— START DOCUMENT SECTION —
Transparent Resource Management With Hyperconvergence

Click here for Part 7

The last article of this 10-part series on hyperconverged infrastructure (HCI) dealt with automating your environment to make management easier. Now we’ll dig into more nuts-and-bolts of hardware, storage, and resiliency.

Centralizing physical infrastructure as pooled and shared resources is the core functionality of any HCI environment. Being able to manage all aspects of the pooled resources means managing both the hardware that contribute resources to the pool, and assets like virtual disks, VMs and containers that consume those resources.

Let’s look at the core areas of managing a virtual and container infrastructure.

Hardware Is Foundational

The cornerstone of every infrastructure is its hardware. In a hyperconverged world, the hardware layer is simplified into a single appliance. Making sure that this physical layer is available, performant, and scalable is a priority.

Deploying new physical appliance is a breeze due to the simplified hardware model inherent in HCI. It’s a matter of racking and stacking the system, then adding it to the appropriate cluster. These workflows are simple and accessible within the management plane of the hyperconverged system, removing the complexity of cluster management. Much of the work to keep the cluster healthy and balanced is done by automated workflows within the system, making the data center self-healing without administrative interaction.

Infrastructure lifecycle management is another advantage of HCI. These operations include keeping software versions up to date for the physical layer (UEFI and devices firmware), hypervisor, storage controller, and others.

HCI’s high level of integration makes the management plane a one-stop-shop for all software version upkeep, removing the need for a specialized update tool for each layer and component in the infrastructure.
— END DOCUMENT SECTION —
— START GIVEN INFORMATION —
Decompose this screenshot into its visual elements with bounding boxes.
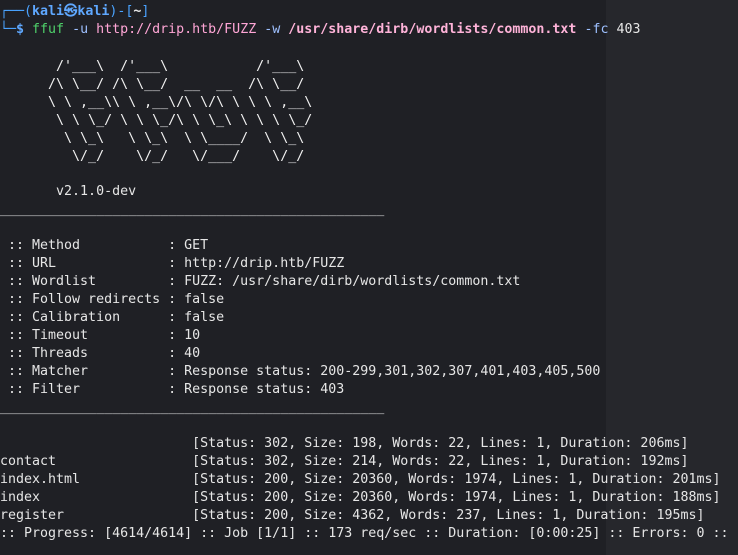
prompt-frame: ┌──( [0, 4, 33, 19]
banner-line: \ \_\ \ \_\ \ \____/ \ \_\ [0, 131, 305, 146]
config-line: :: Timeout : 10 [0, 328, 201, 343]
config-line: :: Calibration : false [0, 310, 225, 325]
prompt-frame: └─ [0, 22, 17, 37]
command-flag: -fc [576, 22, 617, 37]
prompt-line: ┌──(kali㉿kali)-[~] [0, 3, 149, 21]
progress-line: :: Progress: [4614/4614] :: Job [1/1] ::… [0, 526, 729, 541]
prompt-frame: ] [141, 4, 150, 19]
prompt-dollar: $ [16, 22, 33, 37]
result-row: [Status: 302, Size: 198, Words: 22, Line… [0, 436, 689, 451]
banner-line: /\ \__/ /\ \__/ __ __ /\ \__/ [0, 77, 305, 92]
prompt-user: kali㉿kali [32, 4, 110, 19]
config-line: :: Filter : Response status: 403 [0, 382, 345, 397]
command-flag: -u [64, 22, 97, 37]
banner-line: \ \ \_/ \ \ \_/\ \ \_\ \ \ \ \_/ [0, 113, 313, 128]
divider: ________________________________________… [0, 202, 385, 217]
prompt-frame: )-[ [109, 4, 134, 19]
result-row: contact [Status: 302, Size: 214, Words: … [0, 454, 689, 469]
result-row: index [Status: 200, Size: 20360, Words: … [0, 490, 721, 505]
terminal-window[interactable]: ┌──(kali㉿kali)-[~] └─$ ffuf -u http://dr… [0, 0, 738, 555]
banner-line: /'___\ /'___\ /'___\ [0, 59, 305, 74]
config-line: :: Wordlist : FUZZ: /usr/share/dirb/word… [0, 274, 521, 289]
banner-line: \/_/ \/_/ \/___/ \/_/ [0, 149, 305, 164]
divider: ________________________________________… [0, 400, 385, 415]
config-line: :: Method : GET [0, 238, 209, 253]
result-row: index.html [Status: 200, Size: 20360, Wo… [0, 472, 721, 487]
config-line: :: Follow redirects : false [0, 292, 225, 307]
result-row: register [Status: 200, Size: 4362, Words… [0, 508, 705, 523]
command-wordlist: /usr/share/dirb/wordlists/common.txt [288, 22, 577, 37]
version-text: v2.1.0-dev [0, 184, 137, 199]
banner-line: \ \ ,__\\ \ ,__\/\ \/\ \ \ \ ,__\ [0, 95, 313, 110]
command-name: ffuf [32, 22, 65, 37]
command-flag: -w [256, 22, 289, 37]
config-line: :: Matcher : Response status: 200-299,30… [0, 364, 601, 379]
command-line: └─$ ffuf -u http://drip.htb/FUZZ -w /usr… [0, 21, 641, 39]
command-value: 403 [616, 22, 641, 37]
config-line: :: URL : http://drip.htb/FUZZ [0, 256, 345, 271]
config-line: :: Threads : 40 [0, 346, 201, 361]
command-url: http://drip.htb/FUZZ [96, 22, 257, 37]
— END GIVEN INFORMATION —
» CHALLENGE:
Return the full article on resource management with hyperconvergence word for word. The material is unrelated to the article on hyperconverged resource management and stands apart from it.

» EXERCISE SOLUTION:
Transparent Resource Management With Hyperconvergence

Click here for Part 7

The last article of this 10-part series on hyperconverged infrastructure (HCI) dealt with automating your environment to make management easier. Now we’ll dig into more nuts-and-bolts of hardware, storage, and resiliency.

Centralizing physical infrastructure as pooled and shared resources is the core functionality of any HCI environment. Being able to manage all aspects of the pooled resources means managing both the hardware that contribute resources to the pool, and assets like virtual disks, VMs and containers that consume those resources.

Let’s look at the core areas of managing a virtual and container infrastructure.

Hardware Is Foundational

The cornerstone of every infrastructure is its hardware. In a hyperconverged world, the hardware layer is simplified into a single appliance. Making sure that this physical layer is available, performant, and scalable is a priority.

Deploying new physical appliance is a breeze due to the simplified hardware model inherent in HCI. It’s a matter of racking and stacking the system, then adding it to the appropriate cluster. These workflows are simple and accessible within the management plane of the hyperconverged system, removing the complexity of cluster management. Much of the work to keep the cluster healthy and balanced is done by automated workflows within the system, making the data center self-healing without administrative interaction.

Infrastructure lifecycle management is another advantage of HCI. These operations include keeping software versions up to date for the physical layer (UEFI and devices firmware), hypervisor, storage controller, and others.

HCI’s high level of integration makes the management plane a one-stop-shop for all software version upkeep, removing the need for a specialized update tool for each layer and component in the infrastructure.